**Description of the task:** Extend the forum thread of relationship advice below, picking up directly after its final sentence.

**Selected passage:**
=======
My advice, if she's willing to learn with you, grow up with you and grow old with you, whoever tries to catch her eye, you can both talk about this professionally and compromise. See how you both want this relationship, and each other, to go in the next few days.

But if she's had it, then let her go. That would be the best thing to do since the both of you need time to get to know yourselves before yuo can start taking two lives at once as your responsiblity.

But good luck to the both of you.

2007-03-19 10:14:39 · answer #2 · answered by Dean 1 · 1 0

The case of "she can't handle getting back what she dishes out." She's probably just feeling insecure at this point. Your time dating is really short. U will find a whole lot of other things to be confusing and uncertain until u both put some time and work into ur relationship.

Rule no. 143***NEVER tell a girl u like someone that close to home. You set urself up for that one. Oh well, u will be learning so much.

2007-03-26 09:36:22 · answer #3 · answered by crush 2 · 0 0

Focus on what qualities you like about each other and not someone outside the relationship. Sounds to me like those words hurt each of you, if you love her then go to her and apologise to her for saying the chick at work was hot and maybe throw in a complaint about her to make your girl look good. Even if you think she was wrong by saying someone was hot first try to go out of the way to do something to show her that she is the only one for you! First stop and think about why you both are checking out people out side of your relationship...there is no room for a third wheel. Good luck hope you get the girl!
=======
**Excerpted data:**
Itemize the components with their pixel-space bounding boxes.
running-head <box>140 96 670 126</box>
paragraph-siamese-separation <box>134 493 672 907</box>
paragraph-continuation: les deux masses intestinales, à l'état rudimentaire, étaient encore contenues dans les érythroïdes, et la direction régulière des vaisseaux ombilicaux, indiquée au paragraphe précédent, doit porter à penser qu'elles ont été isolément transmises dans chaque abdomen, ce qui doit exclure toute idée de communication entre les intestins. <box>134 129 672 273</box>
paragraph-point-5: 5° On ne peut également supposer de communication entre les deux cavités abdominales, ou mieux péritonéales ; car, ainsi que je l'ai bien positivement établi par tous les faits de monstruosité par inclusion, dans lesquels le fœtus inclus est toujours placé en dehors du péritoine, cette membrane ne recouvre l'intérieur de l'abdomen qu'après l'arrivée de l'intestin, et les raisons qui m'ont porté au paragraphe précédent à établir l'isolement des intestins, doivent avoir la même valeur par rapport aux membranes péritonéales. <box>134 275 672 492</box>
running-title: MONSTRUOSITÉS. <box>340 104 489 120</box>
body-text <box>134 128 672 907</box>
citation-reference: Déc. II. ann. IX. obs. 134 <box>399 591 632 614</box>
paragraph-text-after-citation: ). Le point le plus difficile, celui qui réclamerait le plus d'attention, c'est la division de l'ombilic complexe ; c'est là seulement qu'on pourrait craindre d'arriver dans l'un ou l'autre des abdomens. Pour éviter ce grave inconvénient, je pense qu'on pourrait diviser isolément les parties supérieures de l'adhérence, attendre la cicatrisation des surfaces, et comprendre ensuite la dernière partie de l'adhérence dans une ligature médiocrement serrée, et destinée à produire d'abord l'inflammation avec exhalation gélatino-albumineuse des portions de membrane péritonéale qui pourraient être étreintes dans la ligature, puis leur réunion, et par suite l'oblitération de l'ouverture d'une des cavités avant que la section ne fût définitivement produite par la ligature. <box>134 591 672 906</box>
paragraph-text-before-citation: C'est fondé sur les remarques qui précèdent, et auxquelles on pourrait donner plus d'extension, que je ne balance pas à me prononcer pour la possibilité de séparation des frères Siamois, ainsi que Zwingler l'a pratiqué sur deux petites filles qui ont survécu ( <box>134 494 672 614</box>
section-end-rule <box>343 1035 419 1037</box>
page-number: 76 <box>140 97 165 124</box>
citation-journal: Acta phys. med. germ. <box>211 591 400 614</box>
=======
**Answer to the problem:**
2007-03-27 08:34:05 · answer #4 · answered by DREDAY 2 · 0 0

You can continue to play her games or you can go after that hot babe from work. She has been telling you it's over in the way that is fairl cruel. Even if you were to rekindle the magic, think about spending a major part of your life with such a game player. Love didn't just disappear. The infatuation cycle is over and she has concluded there is no followon. Save your energy for the next women, but always be aware of the impermanence of infatuation.

2007-03-26 13:44:54 · answer #5 · answered by jackbutler5555 5 · 0 0

Seriously, man. At 17 no relationship is very serious. It sounds to me you are setting yourself up for a big hurt. You are more attached than she is, and trying to make it better won't make it better. Give her some space and try to start building a life apart from her, that way if she notices and doesn't like your newfound independence she will come and try to make things better herself. And if she ends it, you have already started on the road to recovery. Also, you need to learn what is serious and what isn't. A little spat over 'who thinks who is hot' is piddily. She may just be blowing off steam. In the mean time, just suck it up and let her be the way she is. She may come back around, but don't let her affect your overall mood. If you allow these things to affect you then she will gain a huge advantage over you, and if she is the type she could use it to hurt you. Be the man.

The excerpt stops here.